[Records]
--- Start ---

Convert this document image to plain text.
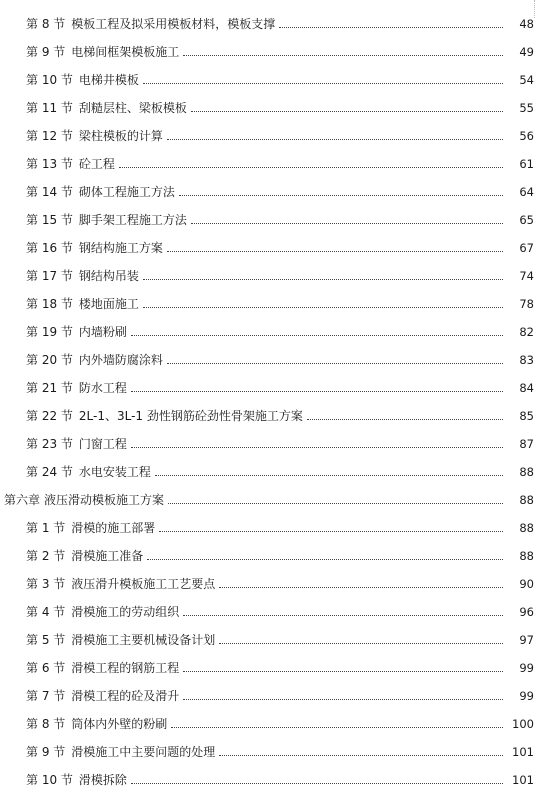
第 8 节 模板工程及拟采用模板材料，模板支撑	48
第 9 节 电梯间框架模板施工	49
第 10 节 电梯井模板	54
第 11 节 刮糙层柱、梁板模板	55
第 12 节 梁柱模板的计算	56
第 13 节 砼工程	61
第 14 节 砌体工程施工方法	64
第 15 节 脚手架工程施工方法	65
第 16 节 钢结构施工方案	67
第 17 节 钢结构吊装	74
第 18 节 楼地面施工	78
第 19 节 内墙粉刷	82
第 20 节 内外墙防腐涂料	83
第 21 节 防水工程	84
第 22 节 2L-1、3L-1 劲性钢筋砼劲性骨架施工方案	85
第 23 节 门窗工程	87
第 24 节 水电安装工程	88
第六章 液压滑动模板施工方案	88
第 1 节 滑模的施工部署	88
第 2 节 滑模施工准备	88
第 3 节 液压滑升模板施工工艺要点	90
第 4 节 滑模施工的劳动组织	96
第 5 节 滑模施工主要机械设备计划	97
第 6 节 滑模工程的钢筋工程	99
第 7 节 滑模工程的砼及滑升	99
第 8 节 筒体内外壁的粉刷	100
第 9 节 滑模施工中主要问题的处理	101
第 10 节 滑模拆除	101
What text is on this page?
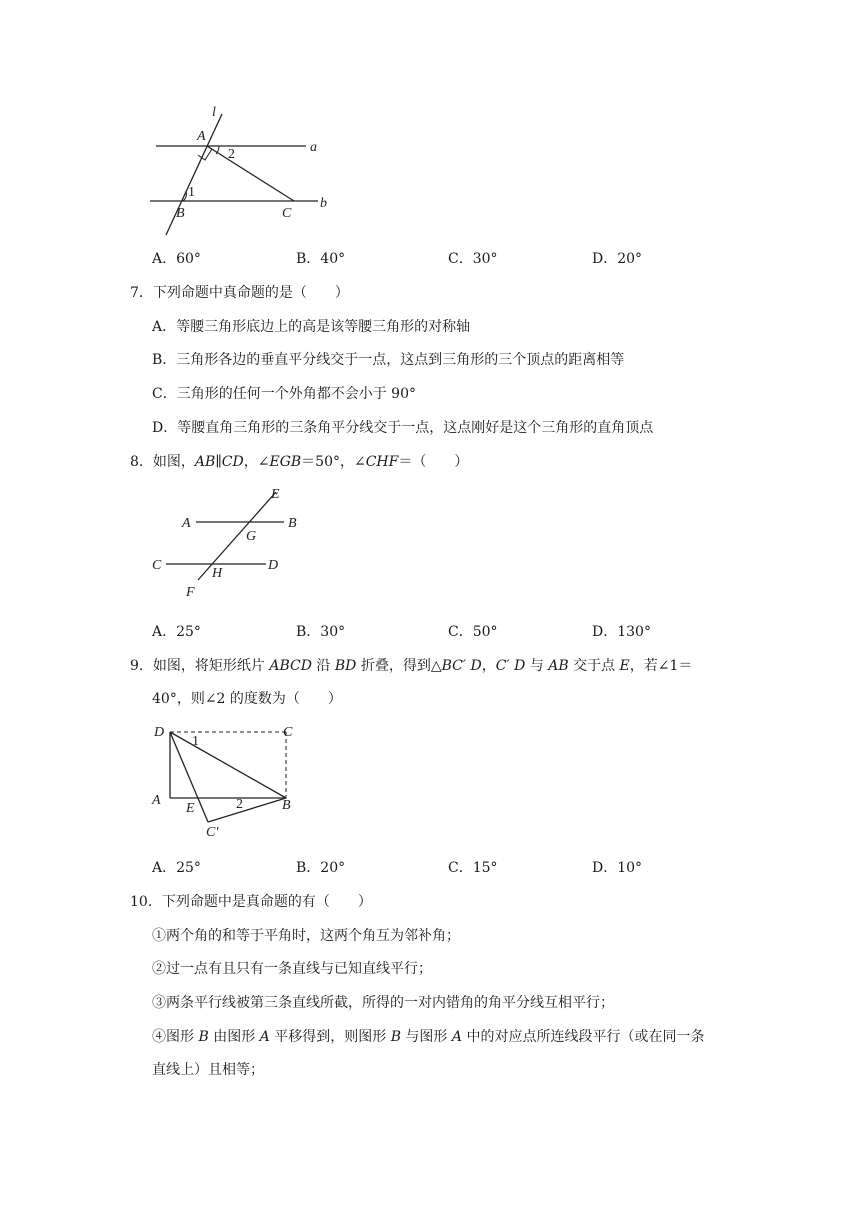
l
a
b
A
B	C
1
2
A．60°	B．40°	C．30°	D．20°
7．下列命题中真命题的是（　　）
A．等腰三角形底边上的高是该等腰三角形的对称轴
B．三角形各边的垂直平分线交于一点，这点到三角形的三个顶点的距离相等
C．三角形的任何一个外角都不会小于 90°
D．等腰直角三角形的三条角平分线交于一点，这点刚好是这个三角形的直角顶点
8．如图，AB∥CD，∠EGB＝50°，∠CHF＝（　　）
E
A	B
G
C	D
H
F
A．25°	B．30°	C．50°	D．130°
9．如图，将矩形纸片 ABCD 沿 BD 折叠，得到△BC′ D，C′ D 与 AB 交于点 E，若∠1＝
40°，则∠2 的度数为（　　）
D	C
A
E	B
C′
1
2
A．25°	B．20°	C．15°	D．10°
10．下列命题中是真命题的有（　　）
①两个角的和等于平角时，这两个角互为邻补角；
②过一点有且只有一条直线与已知直线平行；
③两条平行线被第三条直线所截，所得的一对内错角的角平分线互相平行；
④图形 B 由图形 A 平移得到，则图形 B 与图形 A 中的对应点所连线段平行（或在同一条
直线上）且相等；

--- End ---

◆ **YOUR OBJECTIVE**:
Report every line in the data above in which the word "this" appears.

◆ **RESPONSE TO THE TASK**:
Convert this document image to plain text.
What text is on this page?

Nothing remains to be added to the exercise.